====== DATASET ROWS
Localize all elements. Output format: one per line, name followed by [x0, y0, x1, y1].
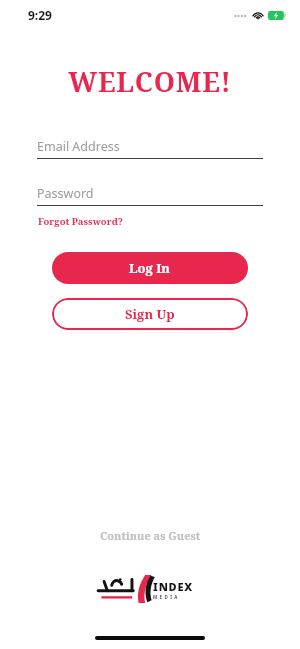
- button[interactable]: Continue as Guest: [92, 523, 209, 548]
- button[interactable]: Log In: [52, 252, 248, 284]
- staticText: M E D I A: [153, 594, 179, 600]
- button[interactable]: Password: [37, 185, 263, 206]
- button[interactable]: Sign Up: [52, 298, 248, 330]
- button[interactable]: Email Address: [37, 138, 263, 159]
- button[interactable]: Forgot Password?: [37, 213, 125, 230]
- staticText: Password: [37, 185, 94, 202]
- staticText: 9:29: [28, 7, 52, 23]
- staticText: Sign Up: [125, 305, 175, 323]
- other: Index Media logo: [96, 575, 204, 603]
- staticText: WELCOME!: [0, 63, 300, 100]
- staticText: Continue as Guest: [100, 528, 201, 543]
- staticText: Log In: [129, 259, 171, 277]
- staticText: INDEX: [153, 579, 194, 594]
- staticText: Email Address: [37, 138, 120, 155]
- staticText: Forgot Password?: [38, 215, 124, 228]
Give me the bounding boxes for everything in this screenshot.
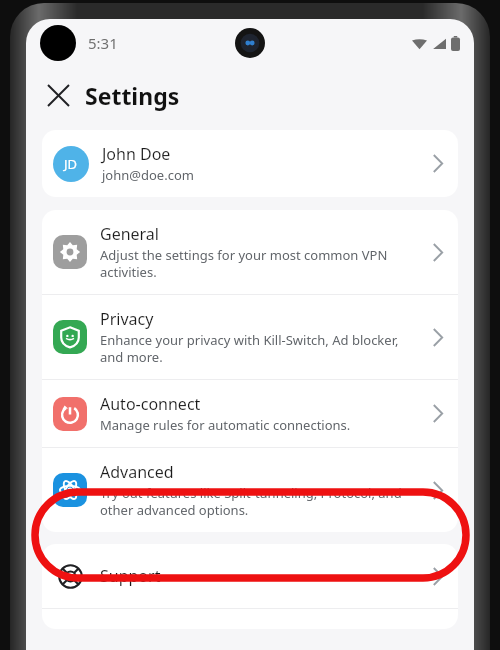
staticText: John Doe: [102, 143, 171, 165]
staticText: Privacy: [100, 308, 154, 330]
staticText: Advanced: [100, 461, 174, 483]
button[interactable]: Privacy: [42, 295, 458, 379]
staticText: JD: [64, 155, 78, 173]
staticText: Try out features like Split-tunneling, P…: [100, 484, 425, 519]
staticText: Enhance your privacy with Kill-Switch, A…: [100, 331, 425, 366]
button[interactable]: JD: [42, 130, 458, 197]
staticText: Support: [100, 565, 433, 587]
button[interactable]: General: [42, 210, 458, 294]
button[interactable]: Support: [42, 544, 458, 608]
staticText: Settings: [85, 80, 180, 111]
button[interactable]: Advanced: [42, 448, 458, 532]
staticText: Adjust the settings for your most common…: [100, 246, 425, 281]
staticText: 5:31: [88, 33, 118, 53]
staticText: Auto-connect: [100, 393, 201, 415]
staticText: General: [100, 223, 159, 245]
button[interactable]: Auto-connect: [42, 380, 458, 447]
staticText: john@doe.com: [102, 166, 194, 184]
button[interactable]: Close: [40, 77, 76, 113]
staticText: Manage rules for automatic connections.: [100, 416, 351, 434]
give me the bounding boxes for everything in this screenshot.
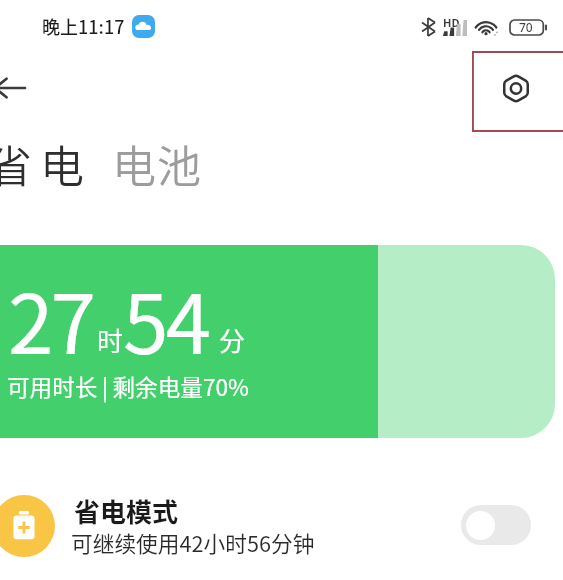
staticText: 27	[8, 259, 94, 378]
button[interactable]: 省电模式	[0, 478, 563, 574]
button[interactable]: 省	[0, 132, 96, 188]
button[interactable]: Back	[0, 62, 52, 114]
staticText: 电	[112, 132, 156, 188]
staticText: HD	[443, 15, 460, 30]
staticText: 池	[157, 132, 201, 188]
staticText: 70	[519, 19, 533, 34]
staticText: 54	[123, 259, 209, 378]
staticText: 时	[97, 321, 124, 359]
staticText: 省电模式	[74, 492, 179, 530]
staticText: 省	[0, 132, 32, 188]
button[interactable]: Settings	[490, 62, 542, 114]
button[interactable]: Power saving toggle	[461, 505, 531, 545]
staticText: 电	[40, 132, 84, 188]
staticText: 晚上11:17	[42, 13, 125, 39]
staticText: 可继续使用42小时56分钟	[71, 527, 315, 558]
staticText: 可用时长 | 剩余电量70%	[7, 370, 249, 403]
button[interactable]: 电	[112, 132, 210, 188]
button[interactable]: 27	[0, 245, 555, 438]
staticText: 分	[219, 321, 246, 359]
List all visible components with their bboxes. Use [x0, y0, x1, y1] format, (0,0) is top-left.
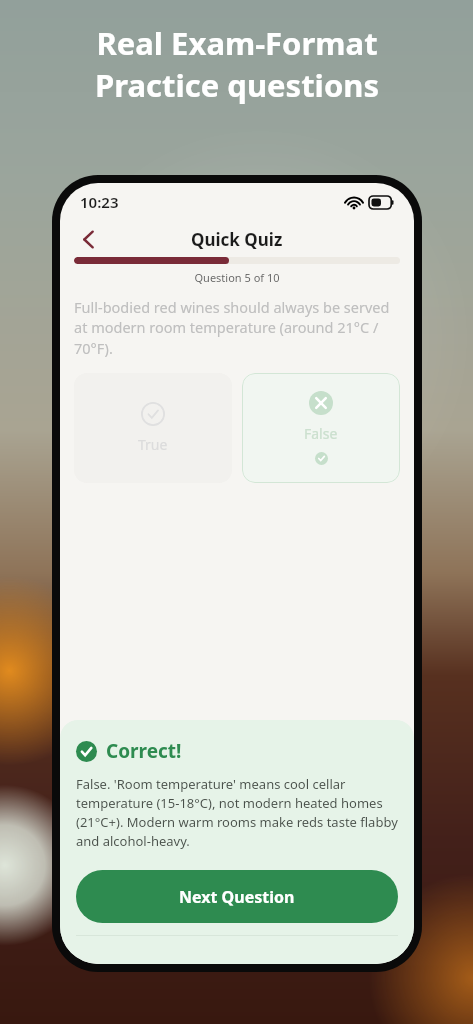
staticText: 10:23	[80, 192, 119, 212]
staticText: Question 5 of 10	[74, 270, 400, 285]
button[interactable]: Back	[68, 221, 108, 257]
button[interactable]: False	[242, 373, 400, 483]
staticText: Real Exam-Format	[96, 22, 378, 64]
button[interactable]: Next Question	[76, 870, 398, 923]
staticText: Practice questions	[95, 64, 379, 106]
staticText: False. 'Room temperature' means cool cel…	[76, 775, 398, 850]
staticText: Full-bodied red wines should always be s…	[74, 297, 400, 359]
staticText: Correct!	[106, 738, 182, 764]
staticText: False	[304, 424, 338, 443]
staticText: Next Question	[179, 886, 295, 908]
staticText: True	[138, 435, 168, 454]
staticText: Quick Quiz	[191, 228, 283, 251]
============
====== DATASET ROWS
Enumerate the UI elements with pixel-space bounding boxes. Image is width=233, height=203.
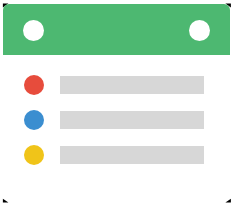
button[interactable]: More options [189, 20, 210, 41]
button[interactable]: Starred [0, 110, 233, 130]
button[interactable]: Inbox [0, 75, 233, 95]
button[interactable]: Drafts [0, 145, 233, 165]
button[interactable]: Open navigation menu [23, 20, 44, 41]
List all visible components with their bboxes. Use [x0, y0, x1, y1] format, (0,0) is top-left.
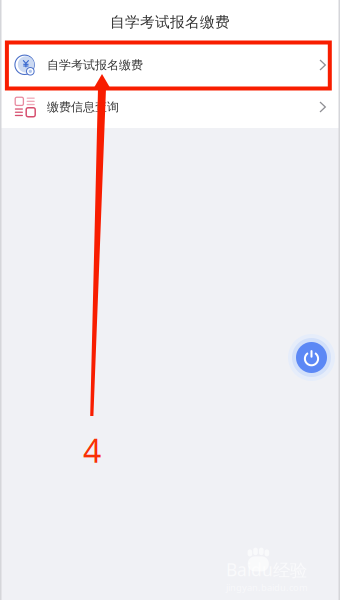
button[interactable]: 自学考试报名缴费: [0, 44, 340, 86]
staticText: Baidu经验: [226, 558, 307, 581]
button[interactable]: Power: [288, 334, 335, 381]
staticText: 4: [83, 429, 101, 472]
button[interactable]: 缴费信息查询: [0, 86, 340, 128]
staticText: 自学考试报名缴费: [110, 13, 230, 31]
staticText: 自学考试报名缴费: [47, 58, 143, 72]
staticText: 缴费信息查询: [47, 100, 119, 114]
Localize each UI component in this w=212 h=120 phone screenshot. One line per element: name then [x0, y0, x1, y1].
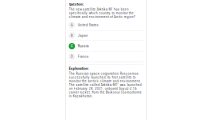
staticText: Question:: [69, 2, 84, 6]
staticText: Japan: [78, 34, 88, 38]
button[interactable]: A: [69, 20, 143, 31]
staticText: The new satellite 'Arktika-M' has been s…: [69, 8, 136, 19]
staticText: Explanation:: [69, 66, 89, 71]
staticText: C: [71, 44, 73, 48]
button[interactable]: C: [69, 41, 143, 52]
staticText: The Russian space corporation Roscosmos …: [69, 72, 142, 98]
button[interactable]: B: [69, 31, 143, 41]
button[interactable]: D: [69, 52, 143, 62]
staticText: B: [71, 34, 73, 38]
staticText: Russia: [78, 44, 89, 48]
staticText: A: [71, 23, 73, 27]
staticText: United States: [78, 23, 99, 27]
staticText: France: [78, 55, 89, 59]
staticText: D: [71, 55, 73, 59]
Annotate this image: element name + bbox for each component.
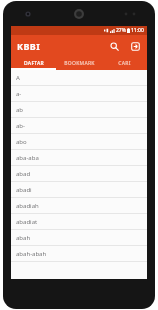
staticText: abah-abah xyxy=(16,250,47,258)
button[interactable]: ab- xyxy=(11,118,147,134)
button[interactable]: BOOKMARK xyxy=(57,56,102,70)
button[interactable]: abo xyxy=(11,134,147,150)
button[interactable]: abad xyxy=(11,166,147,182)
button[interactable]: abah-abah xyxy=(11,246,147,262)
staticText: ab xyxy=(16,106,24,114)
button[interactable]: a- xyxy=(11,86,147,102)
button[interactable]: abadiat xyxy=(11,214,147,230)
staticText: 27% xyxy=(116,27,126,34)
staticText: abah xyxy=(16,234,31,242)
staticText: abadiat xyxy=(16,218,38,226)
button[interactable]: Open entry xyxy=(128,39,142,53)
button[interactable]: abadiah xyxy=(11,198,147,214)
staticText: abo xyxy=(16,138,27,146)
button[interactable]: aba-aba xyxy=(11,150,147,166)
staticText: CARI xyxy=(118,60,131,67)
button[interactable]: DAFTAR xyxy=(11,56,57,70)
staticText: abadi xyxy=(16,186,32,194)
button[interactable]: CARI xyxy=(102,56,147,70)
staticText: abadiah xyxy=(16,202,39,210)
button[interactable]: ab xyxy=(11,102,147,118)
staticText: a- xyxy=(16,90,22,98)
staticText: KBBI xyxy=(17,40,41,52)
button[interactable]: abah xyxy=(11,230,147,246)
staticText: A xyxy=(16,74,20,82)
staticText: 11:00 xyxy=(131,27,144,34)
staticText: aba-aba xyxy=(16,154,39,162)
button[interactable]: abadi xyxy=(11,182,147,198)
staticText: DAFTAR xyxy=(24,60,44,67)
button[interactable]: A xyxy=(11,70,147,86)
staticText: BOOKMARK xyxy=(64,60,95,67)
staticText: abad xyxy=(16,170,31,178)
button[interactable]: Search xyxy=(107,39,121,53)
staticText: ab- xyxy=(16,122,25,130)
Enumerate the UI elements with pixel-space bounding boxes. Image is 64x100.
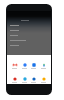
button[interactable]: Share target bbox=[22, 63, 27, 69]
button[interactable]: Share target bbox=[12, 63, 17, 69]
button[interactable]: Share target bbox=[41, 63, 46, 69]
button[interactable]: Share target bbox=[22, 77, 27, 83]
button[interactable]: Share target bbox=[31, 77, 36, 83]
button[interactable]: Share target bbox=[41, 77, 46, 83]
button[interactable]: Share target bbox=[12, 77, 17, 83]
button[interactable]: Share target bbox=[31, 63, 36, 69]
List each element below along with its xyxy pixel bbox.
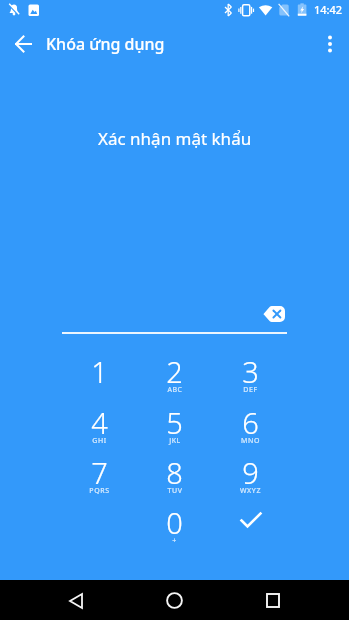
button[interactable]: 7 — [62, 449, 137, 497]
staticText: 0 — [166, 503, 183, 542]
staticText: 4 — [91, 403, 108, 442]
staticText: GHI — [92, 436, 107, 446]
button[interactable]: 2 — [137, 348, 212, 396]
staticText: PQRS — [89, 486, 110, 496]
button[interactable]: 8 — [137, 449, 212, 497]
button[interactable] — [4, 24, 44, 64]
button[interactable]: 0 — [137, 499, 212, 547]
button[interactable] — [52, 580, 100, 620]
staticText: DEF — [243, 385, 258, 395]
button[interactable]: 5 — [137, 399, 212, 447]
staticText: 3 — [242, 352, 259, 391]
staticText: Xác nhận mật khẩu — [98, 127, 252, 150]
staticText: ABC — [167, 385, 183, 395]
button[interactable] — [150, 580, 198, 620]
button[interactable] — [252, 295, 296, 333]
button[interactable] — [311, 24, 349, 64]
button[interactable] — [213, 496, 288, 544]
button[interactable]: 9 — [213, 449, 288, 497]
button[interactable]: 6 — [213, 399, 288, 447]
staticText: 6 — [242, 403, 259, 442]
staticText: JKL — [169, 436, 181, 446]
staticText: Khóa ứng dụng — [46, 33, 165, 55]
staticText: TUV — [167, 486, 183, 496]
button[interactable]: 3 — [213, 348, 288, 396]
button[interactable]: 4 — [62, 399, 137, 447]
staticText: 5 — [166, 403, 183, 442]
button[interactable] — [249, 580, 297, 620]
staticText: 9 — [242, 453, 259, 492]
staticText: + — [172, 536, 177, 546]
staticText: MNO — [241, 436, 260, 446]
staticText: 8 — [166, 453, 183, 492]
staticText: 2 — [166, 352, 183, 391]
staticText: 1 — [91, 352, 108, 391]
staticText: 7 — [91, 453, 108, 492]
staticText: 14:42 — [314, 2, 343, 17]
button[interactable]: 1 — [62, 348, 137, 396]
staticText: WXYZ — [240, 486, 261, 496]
============
• PROBLEM: From the rows above, copy out verbatim the lines beginning with the one that contains "button[interactable]: Share target bbox=[22, 63, 27, 69]" and ending with the one that contains "button[interactable]: Share target bbox=[22, 77, 27, 83]", including both of those lines.

• EXERCISE ANSWER:
button[interactable]: Share target bbox=[22, 63, 27, 69]
button[interactable]: Share target bbox=[12, 63, 17, 69]
button[interactable]: Share target bbox=[41, 63, 46, 69]
button[interactable]: Share target bbox=[22, 77, 27, 83]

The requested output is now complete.